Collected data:
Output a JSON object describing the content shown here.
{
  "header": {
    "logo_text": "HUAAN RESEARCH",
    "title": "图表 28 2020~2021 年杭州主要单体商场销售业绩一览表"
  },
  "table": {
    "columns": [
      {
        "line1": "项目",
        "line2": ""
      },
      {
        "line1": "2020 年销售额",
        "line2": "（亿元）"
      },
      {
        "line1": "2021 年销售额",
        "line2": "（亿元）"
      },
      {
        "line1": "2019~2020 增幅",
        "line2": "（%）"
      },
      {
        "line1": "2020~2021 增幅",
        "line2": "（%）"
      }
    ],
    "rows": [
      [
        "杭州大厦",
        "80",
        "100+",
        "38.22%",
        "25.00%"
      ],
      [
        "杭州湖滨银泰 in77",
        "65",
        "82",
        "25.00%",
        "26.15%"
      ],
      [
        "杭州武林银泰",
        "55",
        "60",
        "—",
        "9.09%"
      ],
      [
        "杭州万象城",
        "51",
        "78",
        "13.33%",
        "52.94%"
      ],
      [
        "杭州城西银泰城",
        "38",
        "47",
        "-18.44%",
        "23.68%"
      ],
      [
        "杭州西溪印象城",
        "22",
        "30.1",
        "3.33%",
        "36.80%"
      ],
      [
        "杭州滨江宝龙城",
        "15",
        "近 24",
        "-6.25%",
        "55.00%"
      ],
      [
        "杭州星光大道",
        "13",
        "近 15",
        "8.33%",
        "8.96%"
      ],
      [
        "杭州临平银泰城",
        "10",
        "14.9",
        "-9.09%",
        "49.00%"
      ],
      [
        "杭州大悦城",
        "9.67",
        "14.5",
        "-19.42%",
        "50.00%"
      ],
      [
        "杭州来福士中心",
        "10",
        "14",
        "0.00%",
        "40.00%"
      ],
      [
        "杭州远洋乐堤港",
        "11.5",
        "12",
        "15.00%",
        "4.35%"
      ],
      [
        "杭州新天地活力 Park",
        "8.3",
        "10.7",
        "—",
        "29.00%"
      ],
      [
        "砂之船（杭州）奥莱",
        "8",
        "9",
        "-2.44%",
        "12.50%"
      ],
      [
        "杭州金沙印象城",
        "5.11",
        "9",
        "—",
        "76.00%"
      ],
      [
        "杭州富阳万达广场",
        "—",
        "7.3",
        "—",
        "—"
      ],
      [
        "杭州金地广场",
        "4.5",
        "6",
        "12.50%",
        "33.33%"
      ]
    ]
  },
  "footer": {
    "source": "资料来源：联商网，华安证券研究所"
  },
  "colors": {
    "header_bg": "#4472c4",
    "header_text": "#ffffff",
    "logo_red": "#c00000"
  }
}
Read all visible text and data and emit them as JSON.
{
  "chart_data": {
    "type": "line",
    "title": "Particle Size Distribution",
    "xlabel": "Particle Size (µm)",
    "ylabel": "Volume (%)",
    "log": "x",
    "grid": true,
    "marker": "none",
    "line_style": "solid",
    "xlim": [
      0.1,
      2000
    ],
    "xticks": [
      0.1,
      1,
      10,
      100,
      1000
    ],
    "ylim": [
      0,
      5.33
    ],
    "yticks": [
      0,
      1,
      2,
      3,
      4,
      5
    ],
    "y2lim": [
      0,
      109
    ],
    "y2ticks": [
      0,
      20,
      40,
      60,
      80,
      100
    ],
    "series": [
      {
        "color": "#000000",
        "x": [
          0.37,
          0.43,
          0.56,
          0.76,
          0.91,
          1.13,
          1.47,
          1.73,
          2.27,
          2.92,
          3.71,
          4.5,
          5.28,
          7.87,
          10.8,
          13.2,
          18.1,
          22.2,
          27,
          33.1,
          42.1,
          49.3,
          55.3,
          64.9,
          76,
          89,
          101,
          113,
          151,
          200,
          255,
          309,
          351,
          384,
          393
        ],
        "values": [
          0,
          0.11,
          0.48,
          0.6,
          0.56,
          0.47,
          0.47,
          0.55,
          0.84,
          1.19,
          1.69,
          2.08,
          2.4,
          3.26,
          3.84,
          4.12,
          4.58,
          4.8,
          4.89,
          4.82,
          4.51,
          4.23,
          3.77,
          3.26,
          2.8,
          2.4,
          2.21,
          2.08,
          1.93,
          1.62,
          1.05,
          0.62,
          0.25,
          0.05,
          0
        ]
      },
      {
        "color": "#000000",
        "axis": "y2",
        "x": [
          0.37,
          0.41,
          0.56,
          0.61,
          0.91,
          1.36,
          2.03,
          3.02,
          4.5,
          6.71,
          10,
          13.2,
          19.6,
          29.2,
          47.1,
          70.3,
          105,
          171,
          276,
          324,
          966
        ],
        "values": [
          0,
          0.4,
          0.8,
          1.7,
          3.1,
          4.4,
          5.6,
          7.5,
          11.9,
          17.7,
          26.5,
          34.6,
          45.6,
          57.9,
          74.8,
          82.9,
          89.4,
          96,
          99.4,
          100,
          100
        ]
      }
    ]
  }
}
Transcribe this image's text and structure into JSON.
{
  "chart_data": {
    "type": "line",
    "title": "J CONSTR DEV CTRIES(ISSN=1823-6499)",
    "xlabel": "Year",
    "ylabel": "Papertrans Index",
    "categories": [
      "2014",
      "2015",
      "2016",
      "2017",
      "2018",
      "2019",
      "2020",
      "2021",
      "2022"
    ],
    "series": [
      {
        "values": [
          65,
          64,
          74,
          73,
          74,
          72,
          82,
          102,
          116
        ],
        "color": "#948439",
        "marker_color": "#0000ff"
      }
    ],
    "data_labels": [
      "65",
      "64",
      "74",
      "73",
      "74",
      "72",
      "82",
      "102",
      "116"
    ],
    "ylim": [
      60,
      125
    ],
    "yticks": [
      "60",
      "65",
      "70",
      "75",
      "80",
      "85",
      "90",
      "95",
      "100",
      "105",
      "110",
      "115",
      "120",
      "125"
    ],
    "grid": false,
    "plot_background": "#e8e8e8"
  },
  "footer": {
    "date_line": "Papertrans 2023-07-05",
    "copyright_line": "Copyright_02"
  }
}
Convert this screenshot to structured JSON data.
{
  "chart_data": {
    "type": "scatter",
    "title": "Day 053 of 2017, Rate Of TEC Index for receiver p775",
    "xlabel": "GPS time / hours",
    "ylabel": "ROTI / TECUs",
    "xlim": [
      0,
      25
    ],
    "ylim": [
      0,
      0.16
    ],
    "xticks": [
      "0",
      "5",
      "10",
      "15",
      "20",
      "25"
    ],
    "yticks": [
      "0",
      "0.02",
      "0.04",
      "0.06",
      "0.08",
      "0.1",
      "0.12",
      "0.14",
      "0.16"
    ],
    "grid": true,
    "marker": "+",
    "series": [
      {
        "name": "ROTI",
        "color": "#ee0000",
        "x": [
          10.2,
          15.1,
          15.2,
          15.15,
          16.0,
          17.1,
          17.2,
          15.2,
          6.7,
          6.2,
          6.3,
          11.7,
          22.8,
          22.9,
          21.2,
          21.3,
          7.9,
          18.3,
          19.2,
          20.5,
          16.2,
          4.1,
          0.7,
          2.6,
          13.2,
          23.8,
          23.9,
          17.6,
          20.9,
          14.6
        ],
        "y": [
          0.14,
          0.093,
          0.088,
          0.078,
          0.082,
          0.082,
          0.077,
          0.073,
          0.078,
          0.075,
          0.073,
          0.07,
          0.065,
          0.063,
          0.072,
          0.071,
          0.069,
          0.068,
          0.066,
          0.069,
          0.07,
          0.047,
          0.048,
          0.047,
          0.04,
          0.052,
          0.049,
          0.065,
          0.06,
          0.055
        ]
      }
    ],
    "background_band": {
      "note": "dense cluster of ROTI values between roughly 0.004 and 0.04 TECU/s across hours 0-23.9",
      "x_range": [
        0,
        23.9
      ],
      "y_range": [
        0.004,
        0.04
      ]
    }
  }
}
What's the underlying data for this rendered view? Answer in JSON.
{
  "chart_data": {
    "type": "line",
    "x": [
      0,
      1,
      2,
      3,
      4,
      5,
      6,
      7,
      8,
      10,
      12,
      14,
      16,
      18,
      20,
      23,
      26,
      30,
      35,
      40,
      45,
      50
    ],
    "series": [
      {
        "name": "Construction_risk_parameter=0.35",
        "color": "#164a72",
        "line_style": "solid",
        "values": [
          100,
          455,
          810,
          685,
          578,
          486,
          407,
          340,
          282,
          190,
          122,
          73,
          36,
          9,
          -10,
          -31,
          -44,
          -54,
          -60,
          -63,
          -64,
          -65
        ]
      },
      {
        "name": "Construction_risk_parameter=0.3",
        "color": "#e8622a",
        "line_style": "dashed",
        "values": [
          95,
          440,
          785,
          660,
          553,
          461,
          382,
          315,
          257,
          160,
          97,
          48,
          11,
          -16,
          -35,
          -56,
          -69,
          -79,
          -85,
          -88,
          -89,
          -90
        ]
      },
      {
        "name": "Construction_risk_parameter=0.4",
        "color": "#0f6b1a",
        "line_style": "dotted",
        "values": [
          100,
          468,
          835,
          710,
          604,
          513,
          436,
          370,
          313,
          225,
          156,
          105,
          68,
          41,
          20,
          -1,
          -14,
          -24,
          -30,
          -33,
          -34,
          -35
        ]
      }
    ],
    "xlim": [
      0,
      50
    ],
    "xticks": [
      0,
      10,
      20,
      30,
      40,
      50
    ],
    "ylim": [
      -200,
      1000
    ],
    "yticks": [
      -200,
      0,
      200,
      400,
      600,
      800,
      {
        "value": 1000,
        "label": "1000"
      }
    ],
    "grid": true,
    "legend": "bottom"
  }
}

Given instruction: Pull out each line holding the string "this".

Problem solution:
Transcribe this image's text and structure into JSON.
Convert this screenshot to structured JSON data.
What's the underlying data for this rendered view? Answer in JSON.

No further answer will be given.